Written exercise:
Reproduce the entries exactly.

--- begin Provided data ---

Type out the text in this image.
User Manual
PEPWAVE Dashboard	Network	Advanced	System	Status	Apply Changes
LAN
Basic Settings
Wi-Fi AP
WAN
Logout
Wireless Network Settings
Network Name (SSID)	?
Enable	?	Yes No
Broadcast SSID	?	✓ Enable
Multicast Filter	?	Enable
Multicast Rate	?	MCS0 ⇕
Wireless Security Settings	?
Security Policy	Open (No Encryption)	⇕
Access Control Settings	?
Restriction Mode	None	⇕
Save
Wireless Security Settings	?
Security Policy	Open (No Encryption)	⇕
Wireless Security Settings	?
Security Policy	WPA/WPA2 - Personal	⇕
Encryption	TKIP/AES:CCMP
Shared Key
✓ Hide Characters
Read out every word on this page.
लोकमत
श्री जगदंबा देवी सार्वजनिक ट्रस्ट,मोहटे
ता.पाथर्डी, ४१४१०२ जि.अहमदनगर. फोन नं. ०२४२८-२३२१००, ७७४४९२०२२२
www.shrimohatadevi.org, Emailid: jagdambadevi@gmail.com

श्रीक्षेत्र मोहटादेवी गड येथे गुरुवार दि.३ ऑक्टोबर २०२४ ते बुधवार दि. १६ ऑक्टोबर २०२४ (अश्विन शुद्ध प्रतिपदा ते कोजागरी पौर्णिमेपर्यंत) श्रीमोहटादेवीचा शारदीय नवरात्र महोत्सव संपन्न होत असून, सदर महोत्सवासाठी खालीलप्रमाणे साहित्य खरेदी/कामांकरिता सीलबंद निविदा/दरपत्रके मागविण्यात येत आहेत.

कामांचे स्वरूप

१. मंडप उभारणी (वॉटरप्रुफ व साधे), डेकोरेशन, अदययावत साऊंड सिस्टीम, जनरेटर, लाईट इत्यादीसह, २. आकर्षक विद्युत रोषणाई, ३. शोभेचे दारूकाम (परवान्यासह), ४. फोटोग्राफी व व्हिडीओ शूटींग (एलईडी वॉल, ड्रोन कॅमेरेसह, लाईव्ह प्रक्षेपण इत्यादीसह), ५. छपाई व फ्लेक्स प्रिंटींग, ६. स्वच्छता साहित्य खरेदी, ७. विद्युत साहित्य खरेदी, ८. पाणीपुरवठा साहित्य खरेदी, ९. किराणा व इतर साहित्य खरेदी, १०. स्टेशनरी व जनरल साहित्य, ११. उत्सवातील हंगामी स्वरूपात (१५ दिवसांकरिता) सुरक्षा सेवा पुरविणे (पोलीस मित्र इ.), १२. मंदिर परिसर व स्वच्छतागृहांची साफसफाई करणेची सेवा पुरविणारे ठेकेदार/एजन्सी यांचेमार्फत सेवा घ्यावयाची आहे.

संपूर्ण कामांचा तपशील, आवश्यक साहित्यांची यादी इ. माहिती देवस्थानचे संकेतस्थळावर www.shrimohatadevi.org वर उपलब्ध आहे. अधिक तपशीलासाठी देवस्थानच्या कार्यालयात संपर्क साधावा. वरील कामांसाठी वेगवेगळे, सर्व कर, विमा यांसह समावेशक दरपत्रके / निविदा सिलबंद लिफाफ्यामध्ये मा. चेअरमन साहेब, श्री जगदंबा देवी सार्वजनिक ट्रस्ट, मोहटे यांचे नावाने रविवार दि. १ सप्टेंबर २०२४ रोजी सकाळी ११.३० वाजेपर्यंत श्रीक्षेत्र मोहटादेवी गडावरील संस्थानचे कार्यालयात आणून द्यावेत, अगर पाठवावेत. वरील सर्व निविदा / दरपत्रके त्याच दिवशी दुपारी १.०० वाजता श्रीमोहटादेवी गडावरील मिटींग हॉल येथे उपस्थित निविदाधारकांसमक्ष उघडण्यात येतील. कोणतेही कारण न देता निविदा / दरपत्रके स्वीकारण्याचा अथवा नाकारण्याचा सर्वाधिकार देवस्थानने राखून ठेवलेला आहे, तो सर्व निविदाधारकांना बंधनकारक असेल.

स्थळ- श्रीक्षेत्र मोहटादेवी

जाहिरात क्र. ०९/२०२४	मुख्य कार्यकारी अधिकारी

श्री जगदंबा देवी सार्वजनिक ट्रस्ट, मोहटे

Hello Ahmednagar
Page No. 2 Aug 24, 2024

--- end Provided data ---

Exercise answer:
Type out the text in this image.
User Manual
PEPWAVE Dashboard	Network	Advanced	System	Status	Apply Changes
LAN
Basic Settings
Wi-Fi AP
WAN
Logout
Wireless Network Settings
Network Name (SSID)	?
Enable	?	Yes No
Broadcast SSID	?	✓ Enable
Multicast Filter	?	Enable
Multicast Rate	?	MCS0 ⇕
Wireless Security Settings	?
Security Policy	Open (No Encryption)	⇕
Access Control Settings	?
Restriction Mode	None	⇕
Save
Wireless Security Settings	?
Security Policy	Open (No Encryption)	⇕
Wireless Security Settings	?
Security Policy	WPA/WPA2 - Personal	⇕
Encryption	TKIP/AES:CCMP
Shared Key
✓ Hide Characters
Read out every word on this page.
लोकमत
श्री जगदंबा देवी सार्वजनिक ट्रस्ट,मोहटे
ता.पाथर्डी, ४१४१०२ जि.अहमदनगर. फोन नं. ०२४२८-२३२१००, ७७४४९२०२२२
www.shrimohatadevi.org, Emailid: jagdambadevi@gmail.com

श्रीक्षेत्र मोहटादेवी गड येथे गुरुवार दि.३ ऑक्टोबर २०२४ ते बुधवार दि. १६ ऑक्टोबर २०२४ (अश्विन शुद्ध प्रतिपदा ते कोजागरी पौर्णिमेपर्यंत) श्रीमोहटादेवीचा शारदीय नवरात्र महोत्सव संपन्न होत असून, सदर महोत्सवासाठी खालीलप्रमाणे साहित्य खरेदी/कामांकरिता सीलबंद निविदा/दरपत्रके मागविण्यात येत आहेत.

कामांचे स्वरूप

१. मंडप उभारणी (वॉटरप्रुफ व साधे), डेकोरेशन, अदययावत साऊंड सिस्टीम, जनरेटर, लाईट इत्यादीसह, २. आकर्षक विद्युत रोषणाई, ३. शोभेचे दारूकाम (परवान्यासह), ४. फोटोग्राफी व व्हिडीओ शूटींग (एलईडी वॉल, ड्रोन कॅमेरेसह, लाईव्ह प्रक्षेपण इत्यादीसह), ५. छपाई व फ्लेक्स प्रिंटींग, ६. स्वच्छता साहित्य खरेदी, ७. विद्युत साहित्य खरेदी, ८. पाणीपुरवठा साहित्य खरेदी, ९. किराणा व इतर साहित्य खरेदी, १०. स्टेशनरी व जनरल साहित्य, ११. उत्सवातील हंगामी स्वरूपात (१५ दिवसांकरिता) सुरक्षा सेवा पुरविणे (पोलीस मित्र इ.), १२. मंदिर परिसर व स्वच्छतागृहांची साफसफाई करणेची सेवा पुरविणारे ठेकेदार/एजन्सी यांचेमार्फत सेवा घ्यावयाची आहे.

संपूर्ण कामांचा तपशील, आवश्यक साहित्यांची यादी इ. माहिती देवस्थानचे संकेतस्थळावर www.shrimohatadevi.org वर उपलब्ध आहे. अधिक तपशीलासाठी देवस्थानच्या कार्यालयात संपर्क साधावा. वरील कामांसाठी वेगवेगळे, सर्व कर, विमा यांसह समावेशक दरपत्रके / निविदा सिलबंद लिफाफ्यामध्ये मा. चेअरमन साहेब, श्री जगदंबा देवी सार्वजनिक ट्रस्ट, मोहटे यांचे नावाने रविवार दि. १ सप्टेंबर २०२४ रोजी सकाळी ११.३० वाजेपर्यंत श्रीक्षेत्र मोहटादेवी गडावरील संस्थानचे कार्यालयात आणून द्यावेत, अगर पाठवावेत. वरील सर्व निविदा / दरपत्रके त्याच दिवशी दुपारी १.०० वाजता श्रीमोहटादेवी गडावरील मिटींग हॉल येथे उपस्थित निविदाधारकांसमक्ष उघडण्यात येतील. कोणतेही कारण न देता निविदा / दरपत्रके स्वीकारण्याचा अथवा नाकारण्याचा सर्वाधिकार देवस्थानने राखून ठेवलेला आहे, तो सर्व निविदाधारकांना बंधनकारक असेल.

स्थळ- श्रीक्षेत्र मोहटादेवी

जाहिरात क्र. ०९/२०२४	मुख्य कार्यकारी अधिकारी

श्री जगदंबा देवी सार्वजनिक ट्रस्ट, मोहटे

Hello Ahmednagar
Page No. 2 Aug 24, 2024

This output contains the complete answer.